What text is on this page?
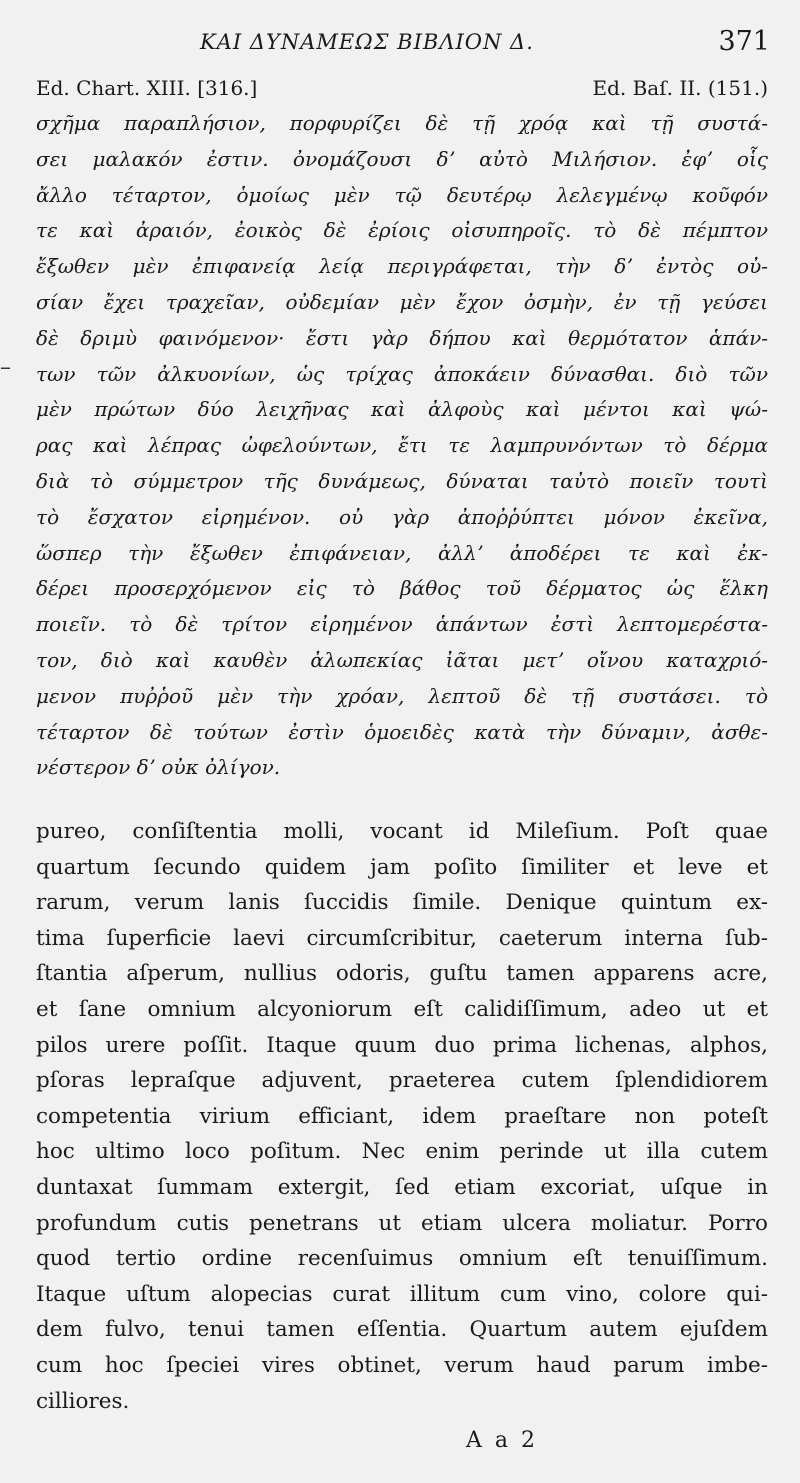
ΚΑΙ ΔΥΝΑΜΕΩΣ ΒΙΒΛΙΟΝ Δ.	371
Ed. Chart. XIII. [316.]	Ed. Baſ. II. (151.)
–
σχῆμα παραπλήσιον, πορφυρίζει δὲ τῇ χρόᾳ καὶ τῇ συστά-
σει μαλακόν ἐστιν. ὀνομάζουσι δʼ αὐτὸ Μιλήσιον. ἐφʼ οἷς
ἄλλο τέταρτον, ὁμοίως μὲν τῷ δευτέρῳ λελεγμένῳ κοῦφόν
τε καὶ ἀραιόν, ἐοικὸς δὲ ἐρίοις οἰσυπηροῖς. τὸ δὲ πέμπτον
ἔξωθεν μὲν ἐπιφανείᾳ λείᾳ περιγράφεται, τὴν δʼ ἐντὸς οὐ-
σίαν ἔχει τραχεῖαν, οὐδεμίαν μὲν ἔχον ὀσμὴν, ἐν τῇ γεύσει
δὲ δριμὺ φαινόμενον· ἔστι γὰρ δήπου καὶ θερμότατον ἁπάν-
των τῶν ἀλκυονίων, ὡς τρίχας ἀποκάειν δύνασθαι. διὸ τῶν
μὲν πρώτων δύο λειχῆνας καὶ ἀλφοὺς καὶ μέντοι καὶ ψώ-
ρας καὶ λέπρας ὠφελούντων, ἔτι τε λαμπρυνόντων τὸ δέρμα
διὰ τὸ σύμμετρον τῆς δυνάμεως, δύναται ταὐτὸ ποιεῖν τουτὶ
τὸ ἔσχατον εἰρημένον. οὐ γὰρ ἀποῤῥύπτει μόνον ἐκεῖνα,
ὥσπερ τὴν ἔξωθεν ἐπιφάνειαν, ἀλλʼ ἀποδέρει τε καὶ ἐκ-
δέρει προσερχόμενον εἰς τὸ βάθος τοῦ δέρματος ὡς ἕλκη
ποιεῖν. τὸ δὲ τρίτον εἰρημένον ἁπάντων ἐστὶ λεπτομερέστα-
τον, διὸ καὶ καυθὲν ἀλωπεκίας ἰᾶται μετʼ οἴνου καταχριό-
μενον πυῤῥοῦ μὲν τὴν χρόαν, λεπτοῦ δὲ τῇ συστάσει. τὸ
τέταρτον δὲ τούτων ἐστὶν ὁμοειδὲς κατὰ τὴν δύναμιν, ἀσθε-
νέστερον δʼ οὐκ ὀλίγον.
pureo, conſiſtentia molli, vocant id Mileſium. Poſt quae
quartum ſecundo quidem jam poſito ſimiliter et leve et
rarum, verum lanis ſuccidis ſimile. Denique quintum ex-
tima ſuperficie laevi circumſcribitur, caeterum interna ſub-
ſtantia aſperum, nullius odoris, guſtu tamen apparens acre,
et ſane omnium alcyoniorum eſt calidiſſimum, adeo ut et
pilos urere poſſit. Itaque quum duo prima lichenas, alphos,
pſoras lepraſque adjuvent, praeterea cutem ſplendidiorem
competentia virium efficiant, idem praeſtare non poteſt
hoc ultimo loco poſitum. Nec enim perinde ut illa cutem
duntaxat ſummam extergit, ſed etiam excoriat, uſque in
profundum cutis penetrans ut etiam ulcera moliatur. Porro
quod tertio ordine recenſuimus omnium eſt tenuiſſimum.
Itaque uſtum alopecias curat illitum cum vino, colore qui-
dem fulvo, tenui tamen eſſentia. Quartum autem ejuſdem
cum hoc ſpeciei vires obtinet, verum haud parum imbe-
cilliores.
A a 2
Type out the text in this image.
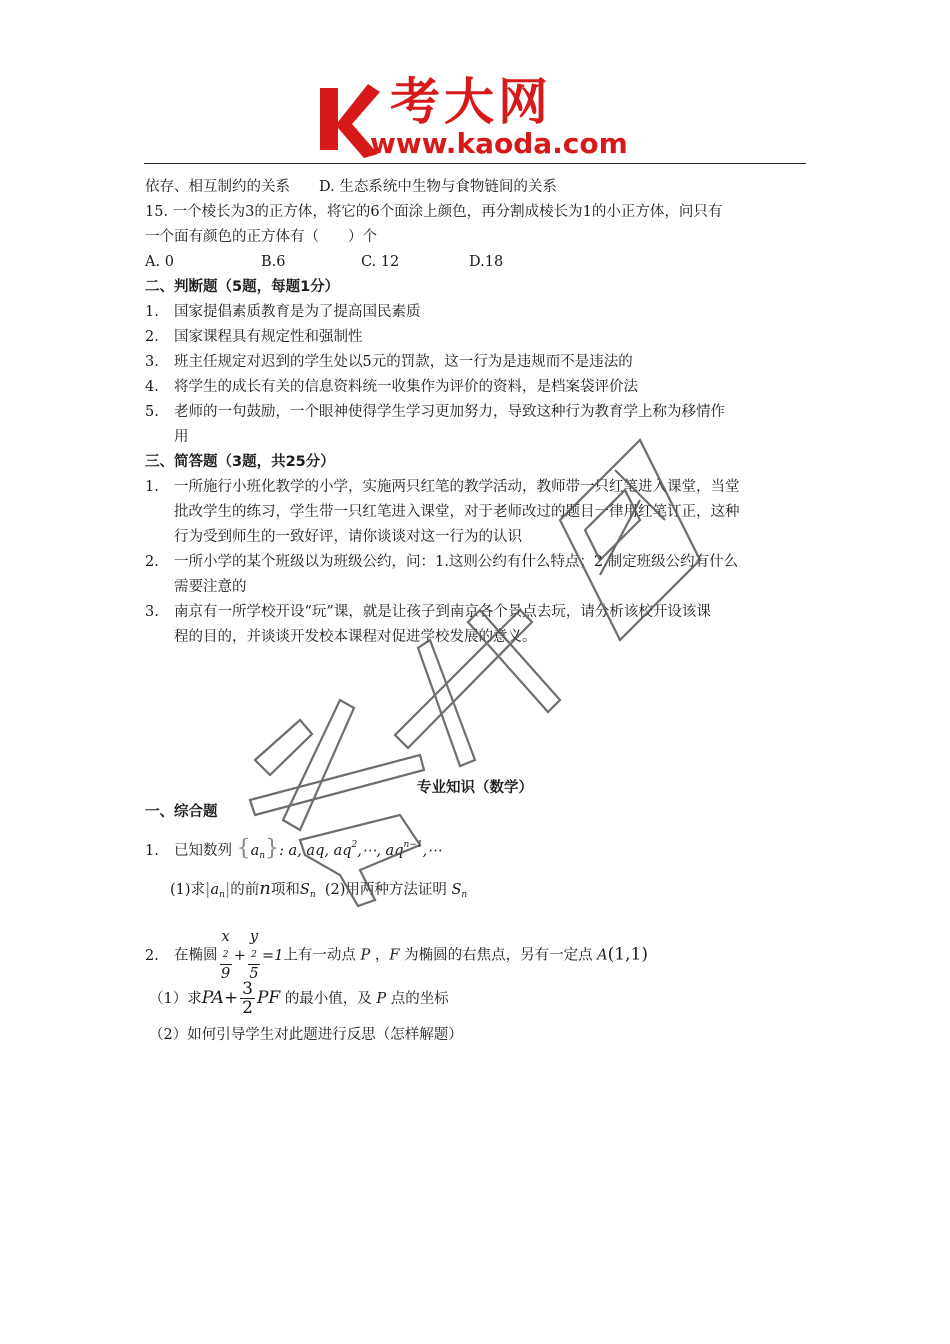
考大网
www.kaoda.com
依存、相互制约的关系　　D. 生态系统中生物与食物链间的关系
15. 一个棱长为3的正方体，将它的6个面涂上颜色，再分割成棱长为1的小正方体，问只有
一个面有颜色的正方体有（　　）个
A. 0	B.6	C. 12	D.18
二、判断题（5题，每题1分）
1. 国家提倡素质教育是为了提高国民素质
2. 国家课程具有规定性和强制性
3. 班主任规定对迟到的学生处以5元的罚款，这一行为是违规而不是违法的
4. 将学生的成长有关的信息资料统一收集作为评价的资料，是档案袋评价法
5. 老师的一句鼓励，一个眼神使得学生学习更加努力，导致这种行为教育学上称为移情作
用
三、简答题（3题，共25分）
1. 一所施行小班化教学的小学，实施两只红笔的教学活动，教师带一只红笔进入课堂，当堂
批改学生的练习，学生带一只红笔进入课堂，对于老师改过的题目一律用红笔订正，这种
行为受到师生的一致好评，请你谈谈对这一行为的认识
2. 一所小学的某个班级以为班级公约，问：1.这则公约有什么特点；2.制定班级公约有什么
需要注意的
3. 南京有一所学校开设“玩”课，就是让孩子到南京各个景点去玩，请分析该校开设该课
程的目的，并谈谈开发校本课程对促进学校发展的意义。
专业知识（数学）
一、综合题
1. 已知数列 $\{a_n\}$: a, aq, $aq^2,\cdots$, $aq^{n-1},\cdots$
(1)求$|a_n|$的前n项和$S_n$ (2)用两种方法证明 $S_n$
2. 在椭圆 x
2
9 + y
2
5 =1上有一动点 P ，F 为椭圆的右焦点，另有一定点 A(1,1)
（1）求$PA+ \frac{3}{2}$ PF 的最小值，及 P 点的坐标
（2）如何引导学生对此题进行反思（怎样解题）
◆ ◆ ◆
**Problem requirements:** Repeat everything in the records precisely. Images are excluded from the copy.

**Result for this exercise:**
What text is on this page?
ΚΑΙ ΔΥΝΑΜΕΩΣ ΒΙΒΛΙΟΝ Δ.	371
Ed. Chart. XIII. [316.]	Ed. Baſ. II. (151.)
–
σχῆμα παραπλήσιον, πορφυρίζει δὲ τῇ χρόᾳ καὶ τῇ συστά-
σει μαλακόν ἐστιν. ὀνομάζουσι δʼ αὐτὸ Μιλήσιον. ἐφʼ οἷς
ἄλλο τέταρτον, ὁμοίως μὲν τῷ δευτέρῳ λελεγμένῳ κοῦφόν
τε καὶ ἀραιόν, ἐοικὸς δὲ ἐρίοις οἰσυπηροῖς. τὸ δὲ πέμπτον
ἔξωθεν μὲν ἐπιφανείᾳ λείᾳ περιγράφεται, τὴν δʼ ἐντὸς οὐ-
σίαν ἔχει τραχεῖαν, οὐδεμίαν μὲν ἔχον ὀσμὴν, ἐν τῇ γεύσει
δὲ δριμὺ φαινόμενον· ἔστι γὰρ δήπου καὶ θερμότατον ἁπάν-
των τῶν ἀλκυονίων, ὡς τρίχας ἀποκάειν δύνασθαι. διὸ τῶν
μὲν πρώτων δύο λειχῆνας καὶ ἀλφοὺς καὶ μέντοι καὶ ψώ-
ρας καὶ λέπρας ὠφελούντων, ἔτι τε λαμπρυνόντων τὸ δέρμα
διὰ τὸ σύμμετρον τῆς δυνάμεως, δύναται ταὐτὸ ποιεῖν τουτὶ
τὸ ἔσχατον εἰρημένον. οὐ γὰρ ἀποῤῥύπτει μόνον ἐκεῖνα,
ὥσπερ τὴν ἔξωθεν ἐπιφάνειαν, ἀλλʼ ἀποδέρει τε καὶ ἐκ-
δέρει προσερχόμενον εἰς τὸ βάθος τοῦ δέρματος ὡς ἕλκη
ποιεῖν. τὸ δὲ τρίτον εἰρημένον ἁπάντων ἐστὶ λεπτομερέστα-
τον, διὸ καὶ καυθὲν ἀλωπεκίας ἰᾶται μετʼ οἴνου καταχριό-
μενον πυῤῥοῦ μὲν τὴν χρόαν, λεπτοῦ δὲ τῇ συστάσει. τὸ
τέταρτον δὲ τούτων ἐστὶν ὁμοειδὲς κατὰ τὴν δύναμιν, ἀσθε-
νέστερον δʼ οὐκ ὀλίγον.
pureo, conſiſtentia molli, vocant id Mileſium. Poſt quae
quartum ſecundo quidem jam poſito ſimiliter et leve et
rarum, verum lanis ſuccidis ſimile. Denique quintum ex-
tima ſuperficie laevi circumſcribitur, caeterum interna ſub-
ſtantia aſperum, nullius odoris, guſtu tamen apparens acre,
et ſane omnium alcyoniorum eſt calidiſſimum, adeo ut et
pilos urere poſſit. Itaque quum duo prima lichenas, alphos,
pſoras lepraſque adjuvent, praeterea cutem ſplendidiorem
competentia virium efficiant, idem praeſtare non poteſt
hoc ultimo loco poſitum. Nec enim perinde ut illa cutem
duntaxat ſummam extergit, ſed etiam excoriat, uſque in
profundum cutis penetrans ut etiam ulcera moliatur. Porro
quod tertio ordine recenſuimus omnium eſt tenuiſſimum.
Itaque uſtum alopecias curat illitum cum vino, colore qui-
dem fulvo, tenui tamen eſſentia. Quartum autem ejuſdem
cum hoc ſpeciei vires obtinet, verum haud parum imbe-
cilliores.
A a 2
Type out the text in this image.
考大网
www.kaoda.com
依存、相互制约的关系　　D. 生态系统中生物与食物链间的关系
15. 一个棱长为3的正方体，将它的6个面涂上颜色，再分割成棱长为1的小正方体，问只有
一个面有颜色的正方体有（　　）个
A. 0	B.6	C. 12	D.18
二、判断题（5题，每题1分）
1. 国家提倡素质教育是为了提高国民素质
2. 国家课程具有规定性和强制性
3. 班主任规定对迟到的学生处以5元的罚款，这一行为是违规而不是违法的
4. 将学生的成长有关的信息资料统一收集作为评价的资料，是档案袋评价法
5. 老师的一句鼓励，一个眼神使得学生学习更加努力，导致这种行为教育学上称为移情作
用
三、简答题（3题，共25分）
1. 一所施行小班化教学的小学，实施两只红笔的教学活动，教师带一只红笔进入课堂，当堂
批改学生的练习，学生带一只红笔进入课堂，对于老师改过的题目一律用红笔订正，这种
行为受到师生的一致好评，请你谈谈对这一行为的认识
2. 一所小学的某个班级以为班级公约，问：1.这则公约有什么特点；2.制定班级公约有什么
需要注意的
3. 南京有一所学校开设“玩”课，就是让孩子到南京各个景点去玩，请分析该校开设该课
程的目的，并谈谈开发校本课程对促进学校发展的意义。
专业知识（数学）
一、综合题
1. 已知数列 $\{a_n\}$: a, aq, $aq^2,\cdots$, $aq^{n-1},\cdots$
(1)求$|a_n|$的前n项和$S_n$ (2)用两种方法证明 $S_n$
2. 在椭圆 x
2
9 + y
2
5 =1上有一动点 P ，F 为椭圆的右焦点，另有一定点 A(1,1)
（1）求$PA+ \frac{3}{2}$ PF 的最小值，及 P 点的坐标
（2）如何引导学生对此题进行反思（怎样解题）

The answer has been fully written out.